(Saved data entries)
====
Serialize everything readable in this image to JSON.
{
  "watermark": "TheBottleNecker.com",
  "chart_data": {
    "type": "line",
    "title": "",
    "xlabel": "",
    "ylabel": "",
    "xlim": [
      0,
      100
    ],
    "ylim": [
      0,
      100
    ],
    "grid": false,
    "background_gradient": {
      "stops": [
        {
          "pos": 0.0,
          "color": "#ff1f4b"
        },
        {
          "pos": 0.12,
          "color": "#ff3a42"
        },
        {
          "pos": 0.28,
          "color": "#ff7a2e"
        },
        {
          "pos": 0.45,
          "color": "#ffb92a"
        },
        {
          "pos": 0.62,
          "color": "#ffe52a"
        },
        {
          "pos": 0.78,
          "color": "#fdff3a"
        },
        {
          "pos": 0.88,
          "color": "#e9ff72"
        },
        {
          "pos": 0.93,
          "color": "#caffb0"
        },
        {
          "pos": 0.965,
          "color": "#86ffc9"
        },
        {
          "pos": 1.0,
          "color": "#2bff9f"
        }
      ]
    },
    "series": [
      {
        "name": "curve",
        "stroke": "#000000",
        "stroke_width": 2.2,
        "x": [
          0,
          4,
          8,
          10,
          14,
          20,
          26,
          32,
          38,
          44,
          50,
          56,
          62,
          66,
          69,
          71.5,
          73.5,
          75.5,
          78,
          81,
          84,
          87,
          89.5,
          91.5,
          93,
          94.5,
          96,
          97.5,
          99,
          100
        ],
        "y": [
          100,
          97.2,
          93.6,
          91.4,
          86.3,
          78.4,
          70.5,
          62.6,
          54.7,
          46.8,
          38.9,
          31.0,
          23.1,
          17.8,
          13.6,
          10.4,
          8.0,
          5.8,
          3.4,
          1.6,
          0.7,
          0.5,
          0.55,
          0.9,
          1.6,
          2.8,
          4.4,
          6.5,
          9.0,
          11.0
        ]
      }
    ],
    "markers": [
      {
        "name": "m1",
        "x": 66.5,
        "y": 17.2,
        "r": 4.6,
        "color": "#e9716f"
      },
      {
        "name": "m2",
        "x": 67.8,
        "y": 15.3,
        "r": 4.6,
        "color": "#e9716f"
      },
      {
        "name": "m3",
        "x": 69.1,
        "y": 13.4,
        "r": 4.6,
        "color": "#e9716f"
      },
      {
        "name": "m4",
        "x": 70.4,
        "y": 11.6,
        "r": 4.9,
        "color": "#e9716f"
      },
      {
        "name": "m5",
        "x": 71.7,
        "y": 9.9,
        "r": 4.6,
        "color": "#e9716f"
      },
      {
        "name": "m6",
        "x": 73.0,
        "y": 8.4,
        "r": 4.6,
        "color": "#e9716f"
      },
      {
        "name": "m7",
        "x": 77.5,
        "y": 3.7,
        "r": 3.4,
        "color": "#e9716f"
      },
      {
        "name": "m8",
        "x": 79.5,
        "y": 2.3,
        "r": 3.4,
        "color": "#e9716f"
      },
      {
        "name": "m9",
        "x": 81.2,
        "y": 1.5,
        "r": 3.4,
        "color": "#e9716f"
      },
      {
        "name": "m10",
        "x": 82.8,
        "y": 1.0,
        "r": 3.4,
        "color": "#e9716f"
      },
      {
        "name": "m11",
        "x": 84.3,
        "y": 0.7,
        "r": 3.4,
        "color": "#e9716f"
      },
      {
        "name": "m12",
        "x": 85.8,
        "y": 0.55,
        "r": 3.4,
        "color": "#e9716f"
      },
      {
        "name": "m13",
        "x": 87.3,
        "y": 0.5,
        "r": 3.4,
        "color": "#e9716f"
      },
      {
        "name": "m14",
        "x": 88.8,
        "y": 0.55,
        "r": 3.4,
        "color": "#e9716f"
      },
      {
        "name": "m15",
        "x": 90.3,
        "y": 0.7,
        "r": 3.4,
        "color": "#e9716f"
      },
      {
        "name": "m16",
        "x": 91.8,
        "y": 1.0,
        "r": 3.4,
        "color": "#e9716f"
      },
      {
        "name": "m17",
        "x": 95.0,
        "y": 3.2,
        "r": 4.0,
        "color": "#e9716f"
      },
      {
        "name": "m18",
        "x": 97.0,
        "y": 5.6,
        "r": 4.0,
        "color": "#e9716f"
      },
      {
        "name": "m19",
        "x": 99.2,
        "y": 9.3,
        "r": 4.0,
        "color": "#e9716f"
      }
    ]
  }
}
====
Problem details -
Restate the data above word for word, please.

Solution below -
Serialize everything readable in this image to JSON.
{
  "watermark": "TheBottleNecker.com",
  "chart_data": {
    "type": "line",
    "title": "",
    "xlabel": "",
    "ylabel": "",
    "xlim": [
      0,
      100
    ],
    "ylim": [
      0,
      100
    ],
    "grid": false,
    "background_gradient": {
      "stops": [
        {
          "pos": 0.0,
          "color": "#ff1f4b"
        },
        {
          "pos": 0.12,
          "color": "#ff3a42"
        },
        {
          "pos": 0.28,
          "color": "#ff7a2e"
        },
        {
          "pos": 0.45,
          "color": "#ffb92a"
        },
        {
          "pos": 0.62,
          "color": "#ffe52a"
        },
        {
          "pos": 0.78,
          "color": "#fdff3a"
        },
        {
          "pos": 0.88,
          "color": "#e9ff72"
        },
        {
          "pos": 0.93,
          "color": "#caffb0"
        },
        {
          "pos": 0.965,
          "color": "#86ffc9"
        },
        {
          "pos": 1.0,
          "color": "#2bff9f"
        }
      ]
    },
    "series": [
      {
        "name": "curve",
        "stroke": "#000000",
        "stroke_width": 2.2,
        "x": [
          0,
          4,
          8,
          10,
          14,
          20,
          26,
          32,
          38,
          44,
          50,
          56,
          62,
          66,
          69,
          71.5,
          73.5,
          75.5,
          78,
          81,
          84,
          87,
          89.5,
          91.5,
          93,
          94.5,
          96,
          97.5,
          99,
          100
        ],
        "y": [
          100,
          97.2,
          93.6,
          91.4,
          86.3,
          78.4,
          70.5,
          62.6,
          54.7,
          46.8,
          38.9,
          31.0,
          23.1,
          17.8,
          13.6,
          10.4,
          8.0,
          5.8,
          3.4,
          1.6,
          0.7,
          0.5,
          0.55,
          0.9,
          1.6,
          2.8,
          4.4,
          6.5,
          9.0,
          11.0
        ]
      }
    ],
    "markers": [
      {
        "name": "m1",
        "x": 66.5,
        "y": 17.2,
        "r": 4.6,
        "color": "#e9716f"
      },
      {
        "name": "m2",
        "x": 67.8,
        "y": 15.3,
        "r": 4.6,
        "color": "#e9716f"
      },
      {
        "name": "m3",
        "x": 69.1,
        "y": 13.4,
        "r": 4.6,
        "color": "#e9716f"
      },
      {
        "name": "m4",
        "x": 70.4,
        "y": 11.6,
        "r": 4.9,
        "color": "#e9716f"
      },
      {
        "name": "m5",
        "x": 71.7,
        "y": 9.9,
        "r": 4.6,
        "color": "#e9716f"
      },
      {
        "name": "m6",
        "x": 73.0,
        "y": 8.4,
        "r": 4.6,
        "color": "#e9716f"
      },
      {
        "name": "m7",
        "x": 77.5,
        "y": 3.7,
        "r": 3.4,
        "color": "#e9716f"
      },
      {
        "name": "m8",
        "x": 79.5,
        "y": 2.3,
        "r": 3.4,
        "color": "#e9716f"
      },
      {
        "name": "m9",
        "x": 81.2,
        "y": 1.5,
        "r": 3.4,
        "color": "#e9716f"
      },
      {
        "name": "m10",
        "x": 82.8,
        "y": 1.0,
        "r": 3.4,
        "color": "#e9716f"
      },
      {
        "name": "m11",
        "x": 84.3,
        "y": 0.7,
        "r": 3.4,
        "color": "#e9716f"
      },
      {
        "name": "m12",
        "x": 85.8,
        "y": 0.55,
        "r": 3.4,
        "color": "#e9716f"
      },
      {
        "name": "m13",
        "x": 87.3,
        "y": 0.5,
        "r": 3.4,
        "color": "#e9716f"
      },
      {
        "name": "m14",
        "x": 88.8,
        "y": 0.55,
        "r": 3.4,
        "color": "#e9716f"
      },
      {
        "name": "m15",
        "x": 90.3,
        "y": 0.7,
        "r": 3.4,
        "color": "#e9716f"
      },
      {
        "name": "m16",
        "x": 91.8,
        "y": 1.0,
        "r": 3.4,
        "color": "#e9716f"
      },
      {
        "name": "m17",
        "x": 95.0,
        "y": 3.2,
        "r": 4.0,
        "color": "#e9716f"
      },
      {
        "name": "m18",
        "x": 97.0,
        "y": 5.6,
        "r": 4.0,
        "color": "#e9716f"
      },
      {
        "name": "m19",
        "x": 99.2,
        "y": 9.3,
        "r": 4.0,
        "color": "#e9716f"
      }
    ]
  }
}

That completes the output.